GIVEN ENTRIES =
▼▼▼
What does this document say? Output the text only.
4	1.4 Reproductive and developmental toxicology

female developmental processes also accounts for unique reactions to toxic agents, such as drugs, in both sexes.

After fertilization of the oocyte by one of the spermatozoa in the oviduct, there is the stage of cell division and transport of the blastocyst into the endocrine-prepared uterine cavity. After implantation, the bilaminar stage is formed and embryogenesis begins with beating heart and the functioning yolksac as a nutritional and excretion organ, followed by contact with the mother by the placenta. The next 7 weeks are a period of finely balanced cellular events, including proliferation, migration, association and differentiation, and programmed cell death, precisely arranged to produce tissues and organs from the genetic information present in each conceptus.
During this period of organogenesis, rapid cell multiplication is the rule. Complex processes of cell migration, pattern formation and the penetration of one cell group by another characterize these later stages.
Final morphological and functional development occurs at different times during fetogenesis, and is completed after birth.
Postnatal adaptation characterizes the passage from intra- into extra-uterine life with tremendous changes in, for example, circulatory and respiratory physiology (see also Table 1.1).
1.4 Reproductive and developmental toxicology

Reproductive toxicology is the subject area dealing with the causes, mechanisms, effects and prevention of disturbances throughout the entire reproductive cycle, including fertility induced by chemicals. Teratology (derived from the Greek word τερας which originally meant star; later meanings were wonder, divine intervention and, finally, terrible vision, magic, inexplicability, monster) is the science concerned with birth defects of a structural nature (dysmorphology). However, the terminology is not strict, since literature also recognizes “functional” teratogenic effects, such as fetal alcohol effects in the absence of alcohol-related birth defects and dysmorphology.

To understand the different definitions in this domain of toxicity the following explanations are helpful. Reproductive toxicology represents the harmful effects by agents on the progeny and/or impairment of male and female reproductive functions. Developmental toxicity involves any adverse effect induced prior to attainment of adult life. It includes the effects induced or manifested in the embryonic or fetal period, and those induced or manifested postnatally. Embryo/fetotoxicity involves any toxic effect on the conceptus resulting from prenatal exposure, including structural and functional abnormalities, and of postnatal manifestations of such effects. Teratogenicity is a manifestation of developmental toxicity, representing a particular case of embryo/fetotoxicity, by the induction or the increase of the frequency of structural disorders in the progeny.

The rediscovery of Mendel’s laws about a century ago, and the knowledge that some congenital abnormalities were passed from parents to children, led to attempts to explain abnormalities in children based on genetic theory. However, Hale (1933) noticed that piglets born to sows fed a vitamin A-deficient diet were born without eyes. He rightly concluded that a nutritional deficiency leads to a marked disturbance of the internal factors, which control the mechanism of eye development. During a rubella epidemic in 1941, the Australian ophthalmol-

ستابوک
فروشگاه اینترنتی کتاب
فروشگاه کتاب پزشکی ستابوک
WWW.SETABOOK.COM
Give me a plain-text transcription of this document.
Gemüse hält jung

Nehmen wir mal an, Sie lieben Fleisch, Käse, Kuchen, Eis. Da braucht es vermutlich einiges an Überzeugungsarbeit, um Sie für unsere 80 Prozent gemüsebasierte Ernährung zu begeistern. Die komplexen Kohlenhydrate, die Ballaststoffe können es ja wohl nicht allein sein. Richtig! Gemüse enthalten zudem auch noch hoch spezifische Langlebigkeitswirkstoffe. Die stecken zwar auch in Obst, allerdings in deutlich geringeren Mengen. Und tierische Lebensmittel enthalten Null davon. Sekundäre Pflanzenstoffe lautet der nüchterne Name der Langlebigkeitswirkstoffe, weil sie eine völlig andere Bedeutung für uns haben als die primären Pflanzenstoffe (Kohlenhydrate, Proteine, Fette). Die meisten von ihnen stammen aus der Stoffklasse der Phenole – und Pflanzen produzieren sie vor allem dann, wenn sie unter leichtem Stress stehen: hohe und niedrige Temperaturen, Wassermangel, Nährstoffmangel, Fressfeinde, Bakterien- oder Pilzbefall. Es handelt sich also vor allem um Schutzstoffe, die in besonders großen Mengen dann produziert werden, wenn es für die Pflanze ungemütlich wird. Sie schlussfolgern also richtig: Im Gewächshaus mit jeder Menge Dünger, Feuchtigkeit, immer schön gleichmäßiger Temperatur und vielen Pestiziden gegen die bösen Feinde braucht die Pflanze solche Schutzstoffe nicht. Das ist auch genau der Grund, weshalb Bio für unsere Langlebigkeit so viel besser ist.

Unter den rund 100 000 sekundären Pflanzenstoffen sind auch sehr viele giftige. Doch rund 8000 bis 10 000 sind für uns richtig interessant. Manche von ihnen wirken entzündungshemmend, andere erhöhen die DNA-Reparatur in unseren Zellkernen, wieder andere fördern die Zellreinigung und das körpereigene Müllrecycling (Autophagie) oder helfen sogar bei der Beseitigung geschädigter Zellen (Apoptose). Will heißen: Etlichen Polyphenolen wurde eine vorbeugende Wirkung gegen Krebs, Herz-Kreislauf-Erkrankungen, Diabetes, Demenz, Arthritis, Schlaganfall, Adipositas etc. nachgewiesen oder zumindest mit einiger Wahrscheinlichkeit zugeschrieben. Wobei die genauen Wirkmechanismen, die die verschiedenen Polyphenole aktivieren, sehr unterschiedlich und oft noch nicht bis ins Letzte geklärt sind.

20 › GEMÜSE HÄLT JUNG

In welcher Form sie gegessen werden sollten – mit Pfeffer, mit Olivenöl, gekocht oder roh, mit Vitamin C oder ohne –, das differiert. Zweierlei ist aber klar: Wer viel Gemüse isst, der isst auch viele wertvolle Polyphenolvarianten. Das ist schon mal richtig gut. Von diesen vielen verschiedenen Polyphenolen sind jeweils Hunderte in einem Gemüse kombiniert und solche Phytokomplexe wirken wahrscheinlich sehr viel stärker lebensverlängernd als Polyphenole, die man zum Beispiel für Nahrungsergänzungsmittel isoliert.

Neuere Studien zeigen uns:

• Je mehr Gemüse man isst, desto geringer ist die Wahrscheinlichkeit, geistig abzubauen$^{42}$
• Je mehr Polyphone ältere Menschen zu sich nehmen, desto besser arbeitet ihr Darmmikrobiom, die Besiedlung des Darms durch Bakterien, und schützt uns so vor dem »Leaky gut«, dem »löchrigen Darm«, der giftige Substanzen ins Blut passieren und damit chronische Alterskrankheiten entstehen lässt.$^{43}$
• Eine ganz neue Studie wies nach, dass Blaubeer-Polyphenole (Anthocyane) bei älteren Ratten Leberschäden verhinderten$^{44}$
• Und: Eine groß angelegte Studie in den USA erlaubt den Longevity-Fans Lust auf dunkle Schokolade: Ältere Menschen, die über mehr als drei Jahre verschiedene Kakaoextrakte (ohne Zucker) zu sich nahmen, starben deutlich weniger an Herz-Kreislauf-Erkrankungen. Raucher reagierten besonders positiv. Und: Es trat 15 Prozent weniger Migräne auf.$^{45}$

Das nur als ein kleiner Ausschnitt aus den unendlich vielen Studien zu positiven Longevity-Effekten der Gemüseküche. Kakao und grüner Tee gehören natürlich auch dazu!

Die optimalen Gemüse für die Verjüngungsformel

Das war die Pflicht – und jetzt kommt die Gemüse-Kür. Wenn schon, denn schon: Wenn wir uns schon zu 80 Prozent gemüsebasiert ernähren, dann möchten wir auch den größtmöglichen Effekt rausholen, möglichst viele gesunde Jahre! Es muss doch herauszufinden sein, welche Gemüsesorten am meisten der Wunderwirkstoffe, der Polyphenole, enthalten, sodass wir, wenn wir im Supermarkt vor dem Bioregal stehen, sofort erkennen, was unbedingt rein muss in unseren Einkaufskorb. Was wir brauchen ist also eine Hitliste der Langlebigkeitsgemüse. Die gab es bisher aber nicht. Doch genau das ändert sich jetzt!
▲▲▲
PROBLEM TO WORK ON =
Show the data once more, exactly as it was written.

EXERCISE OUTPUT =
What does this document say? Output the text only.
4	1.4 Reproductive and developmental toxicology

female developmental processes also accounts for unique reactions to toxic agents, such as drugs, in both sexes.

After fertilization of the oocyte by one of the spermatozoa in the oviduct, there is the stage of cell division and transport of the blastocyst into the endocrine-prepared uterine cavity. After implantation, the bilaminar stage is formed and embryogenesis begins with beating heart and the functioning yolksac as a nutritional and excretion organ, followed by contact with the mother by the placenta. The next 7 weeks are a period of finely balanced cellular events, including proliferation, migration, association and differentiation, and programmed cell death, precisely arranged to produce tissues and organs from the genetic information present in each conceptus.
During this period of organogenesis, rapid cell multiplication is the rule. Complex processes of cell migration, pattern formation and the penetration of one cell group by another characterize these later stages.
Final morphological and functional development occurs at different times during fetogenesis, and is completed after birth.
Postnatal adaptation characterizes the passage from intra- into extra-uterine life with tremendous changes in, for example, circulatory and respiratory physiology (see also Table 1.1).
1.4 Reproductive and developmental toxicology

Reproductive toxicology is the subject area dealing with the causes, mechanisms, effects and prevention of disturbances throughout the entire reproductive cycle, including fertility induced by chemicals. Teratology (derived from the Greek word τερας which originally meant star; later meanings were wonder, divine intervention and, finally, terrible vision, magic, inexplicability, monster) is the science concerned with birth defects of a structural nature (dysmorphology). However, the terminology is not strict, since literature also recognizes “functional” teratogenic effects, such as fetal alcohol effects in the absence of alcohol-related birth defects and dysmorphology.

To understand the different definitions in this domain of toxicity the following explanations are helpful. Reproductive toxicology represents the harmful effects by agents on the progeny and/or impairment of male and female reproductive functions. Developmental toxicity involves any adverse effect induced prior to attainment of adult life. It includes the effects induced or manifested in the embryonic or fetal period, and those induced or manifested postnatally. Embryo/fetotoxicity involves any toxic effect on the conceptus resulting from prenatal exposure, including structural and functional abnormalities, and of postnatal manifestations of such effects. Teratogenicity is a manifestation of developmental toxicity, representing a particular case of embryo/fetotoxicity, by the induction or the increase of the frequency of structural disorders in the progeny.

The rediscovery of Mendel’s laws about a century ago, and the knowledge that some congenital abnormalities were passed from parents to children, led to attempts to explain abnormalities in children based on genetic theory. However, Hale (1933) noticed that piglets born to sows fed a vitamin A-deficient diet were born without eyes. He rightly concluded that a nutritional deficiency leads to a marked disturbance of the internal factors, which control the mechanism of eye development. During a rubella epidemic in 1941, the Australian ophthalmol-

ستابوک
فروشگاه اینترنتی کتاب
فروشگاه کتاب پزشکی ستابوک
WWW.SETABOOK.COM
Give me a plain-text transcription of this document.
Gemüse hält jung

Nehmen wir mal an, Sie lieben Fleisch, Käse, Kuchen, Eis. Da braucht es vermutlich einiges an Überzeugungsarbeit, um Sie für unsere 80 Prozent gemüsebasierte Ernährung zu begeistern. Die komplexen Kohlenhydrate, die Ballaststoffe können es ja wohl nicht allein sein. Richtig! Gemüse enthalten zudem auch noch hoch spezifische Langlebigkeitswirkstoffe. Die stecken zwar auch in Obst, allerdings in deutlich geringeren Mengen. Und tierische Lebensmittel enthalten Null davon. Sekundäre Pflanzenstoffe lautet der nüchterne Name der Langlebigkeitswirkstoffe, weil sie eine völlig andere Bedeutung für uns haben als die primären Pflanzenstoffe (Kohlenhydrate, Proteine, Fette). Die meisten von ihnen stammen aus der Stoffklasse der Phenole – und Pflanzen produzieren sie vor allem dann, wenn sie unter leichtem Stress stehen: hohe und niedrige Temperaturen, Wassermangel, Nährstoffmangel, Fressfeinde, Bakterien- oder Pilzbefall. Es handelt sich also vor allem um Schutzstoffe, die in besonders großen Mengen dann produziert werden, wenn es für die Pflanze ungemütlich wird. Sie schlussfolgern also richtig: Im Gewächshaus mit jeder Menge Dünger, Feuchtigkeit, immer schön gleichmäßiger Temperatur und vielen Pestiziden gegen die bösen Feinde braucht die Pflanze solche Schutzstoffe nicht. Das ist auch genau der Grund, weshalb Bio für unsere Langlebigkeit so viel besser ist.

Unter den rund 100 000 sekundären Pflanzenstoffen sind auch sehr viele giftige. Doch rund 8000 bis 10 000 sind für uns richtig interessant. Manche von ihnen wirken entzündungshemmend, andere erhöhen die DNA-Reparatur in unseren Zellkernen, wieder andere fördern die Zellreinigung und das körpereigene Müllrecycling (Autophagie) oder helfen sogar bei der Beseitigung geschädigter Zellen (Apoptose). Will heißen: Etlichen Polyphenolen wurde eine vorbeugende Wirkung gegen Krebs, Herz-Kreislauf-Erkrankungen, Diabetes, Demenz, Arthritis, Schlaganfall, Adipositas etc. nachgewiesen oder zumindest mit einiger Wahrscheinlichkeit zugeschrieben. Wobei die genauen Wirkmechanismen, die die verschiedenen Polyphenole aktivieren, sehr unterschiedlich und oft noch nicht bis ins Letzte geklärt sind.

20 › GEMÜSE HÄLT JUNG

In welcher Form sie gegessen werden sollten – mit Pfeffer, mit Olivenöl, gekocht oder roh, mit Vitamin C oder ohne –, das differiert. Zweierlei ist aber klar: Wer viel Gemüse isst, der isst auch viele wertvolle Polyphenolvarianten. Das ist schon mal richtig gut. Von diesen vielen verschiedenen Polyphenolen sind jeweils Hunderte in einem Gemüse kombiniert und solche Phytokomplexe wirken wahrscheinlich sehr viel stärker lebensverlängernd als Polyphenole, die man zum Beispiel für Nahrungsergänzungsmittel isoliert.

Neuere Studien zeigen uns:

• Je mehr Gemüse man isst, desto geringer ist die Wahrscheinlichkeit, geistig abzubauen$^{42}$
• Je mehr Polyphone ältere Menschen zu sich nehmen, desto besser arbeitet ihr Darmmikrobiom, die Besiedlung des Darms durch Bakterien, und schützt uns so vor dem »Leaky gut«, dem »löchrigen Darm«, der giftige Substanzen ins Blut passieren und damit chronische Alterskrankheiten entstehen lässt.$^{43}$
• Eine ganz neue Studie wies nach, dass Blaubeer-Polyphenole (Anthocyane) bei älteren Ratten Leberschäden verhinderten$^{44}$
• Und: Eine groß angelegte Studie in den USA erlaubt den Longevity-Fans Lust auf dunkle Schokolade: Ältere Menschen, die über mehr als drei Jahre verschiedene Kakaoextrakte (ohne Zucker) zu sich nahmen, starben deutlich weniger an Herz-Kreislauf-Erkrankungen. Raucher reagierten besonders positiv. Und: Es trat 15 Prozent weniger Migräne auf.$^{45}$

Das nur als ein kleiner Ausschnitt aus den unendlich vielen Studien zu positiven Longevity-Effekten der Gemüseküche. Kakao und grüner Tee gehören natürlich auch dazu!

Die optimalen Gemüse für die Verjüngungsformel

Das war die Pflicht – und jetzt kommt die Gemüse-Kür. Wenn schon, denn schon: Wenn wir uns schon zu 80 Prozent gemüsebasiert ernähren, dann möchten wir auch den größtmöglichen Effekt rausholen, möglichst viele gesunde Jahre! Es muss doch herauszufinden sein, welche Gemüsesorten am meisten der Wunderwirkstoffe, der Polyphenole, enthalten, sodass wir, wenn wir im Supermarkt vor dem Bioregal stehen, sofort erkennen, was unbedingt rein muss in unseren Einkaufskorb. Was wir brauchen ist also eine Hitliste der Langlebigkeitsgemüse. Die gab es bisher aber nicht. Doch genau das ändert sich jetzt!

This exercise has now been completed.